(Stored dataset items)

------------------------------------

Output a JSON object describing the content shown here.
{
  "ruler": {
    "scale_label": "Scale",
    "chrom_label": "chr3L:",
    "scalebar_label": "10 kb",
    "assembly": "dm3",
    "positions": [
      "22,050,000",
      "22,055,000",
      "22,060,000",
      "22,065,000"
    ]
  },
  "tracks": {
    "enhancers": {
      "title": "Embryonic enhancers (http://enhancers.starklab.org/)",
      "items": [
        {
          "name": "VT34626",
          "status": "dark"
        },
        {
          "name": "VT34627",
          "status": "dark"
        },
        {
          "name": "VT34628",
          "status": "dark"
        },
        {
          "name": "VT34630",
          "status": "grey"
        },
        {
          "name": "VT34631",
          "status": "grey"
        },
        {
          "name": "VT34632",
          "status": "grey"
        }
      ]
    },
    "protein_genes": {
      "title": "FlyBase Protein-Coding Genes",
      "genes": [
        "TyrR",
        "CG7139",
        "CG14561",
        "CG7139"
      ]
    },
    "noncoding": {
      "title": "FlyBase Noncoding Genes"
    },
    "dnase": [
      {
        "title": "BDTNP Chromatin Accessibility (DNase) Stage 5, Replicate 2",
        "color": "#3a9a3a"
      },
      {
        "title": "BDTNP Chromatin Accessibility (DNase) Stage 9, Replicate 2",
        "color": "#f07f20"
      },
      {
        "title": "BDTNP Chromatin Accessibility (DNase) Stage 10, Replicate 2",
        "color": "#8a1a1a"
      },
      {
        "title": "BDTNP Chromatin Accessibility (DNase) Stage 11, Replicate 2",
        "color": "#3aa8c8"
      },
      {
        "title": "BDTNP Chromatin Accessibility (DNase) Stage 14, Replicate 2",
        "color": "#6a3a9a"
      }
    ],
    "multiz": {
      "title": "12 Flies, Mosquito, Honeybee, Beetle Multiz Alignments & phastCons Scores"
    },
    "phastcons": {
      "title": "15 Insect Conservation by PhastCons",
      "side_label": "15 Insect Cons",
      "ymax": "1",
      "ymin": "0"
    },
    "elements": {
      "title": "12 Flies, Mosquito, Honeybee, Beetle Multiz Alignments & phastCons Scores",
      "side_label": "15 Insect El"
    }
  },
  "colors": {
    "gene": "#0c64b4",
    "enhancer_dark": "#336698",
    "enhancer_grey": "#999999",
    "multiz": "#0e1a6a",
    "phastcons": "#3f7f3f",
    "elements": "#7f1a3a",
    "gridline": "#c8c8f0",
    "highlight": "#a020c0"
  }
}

------------------------------------

## About this task
Retype every record above exactly as written.

## Answer box
Output a JSON object describing the content shown here.
{
  "ruler": {
    "scale_label": "Scale",
    "chrom_label": "chr3L:",
    "scalebar_label": "10 kb",
    "assembly": "dm3",
    "positions": [
      "22,050,000",
      "22,055,000",
      "22,060,000",
      "22,065,000"
    ]
  },
  "tracks": {
    "enhancers": {
      "title": "Embryonic enhancers (http://enhancers.starklab.org/)",
      "items": [
        {
          "name": "VT34626",
          "status": "dark"
        },
        {
          "name": "VT34627",
          "status": "dark"
        },
        {
          "name": "VT34628",
          "status": "dark"
        },
        {
          "name": "VT34630",
          "status": "grey"
        },
        {
          "name": "VT34631",
          "status": "grey"
        },
        {
          "name": "VT34632",
          "status": "grey"
        }
      ]
    },
    "protein_genes": {
      "title": "FlyBase Protein-Coding Genes",
      "genes": [
        "TyrR",
        "CG7139",
        "CG14561",
        "CG7139"
      ]
    },
    "noncoding": {
      "title": "FlyBase Noncoding Genes"
    },
    "dnase": [
      {
        "title": "BDTNP Chromatin Accessibility (DNase) Stage 5, Replicate 2",
        "color": "#3a9a3a"
      },
      {
        "title": "BDTNP Chromatin Accessibility (DNase) Stage 9, Replicate 2",
        "color": "#f07f20"
      },
      {
        "title": "BDTNP Chromatin Accessibility (DNase) Stage 10, Replicate 2",
        "color": "#8a1a1a"
      },
      {
        "title": "BDTNP Chromatin Accessibility (DNase) Stage 11, Replicate 2",
        "color": "#3aa8c8"
      },
      {
        "title": "BDTNP Chromatin Accessibility (DNase) Stage 14, Replicate 2",
        "color": "#6a3a9a"
      }
    ],
    "multiz": {
      "title": "12 Flies, Mosquito, Honeybee, Beetle Multiz Alignments & phastCons Scores"
    },
    "phastcons": {
      "title": "15 Insect Conservation by PhastCons",
      "side_label": "15 Insect Cons",
      "ymax": "1",
      "ymin": "0"
    },
    "elements": {
      "title": "12 Flies, Mosquito, Honeybee, Beetle Multiz Alignments & phastCons Scores",
      "side_label": "15 Insect El"
    }
  },
  "colors": {
    "gene": "#0c64b4",
    "enhancer_dark": "#336698",
    "enhancer_grey": "#999999",
    "multiz": "#0e1a6a",
    "phastcons": "#3f7f3f",
    "elements": "#7f1a3a",
    "gridline": "#c8c8f0",
    "highlight": "#a020c0"
  }
}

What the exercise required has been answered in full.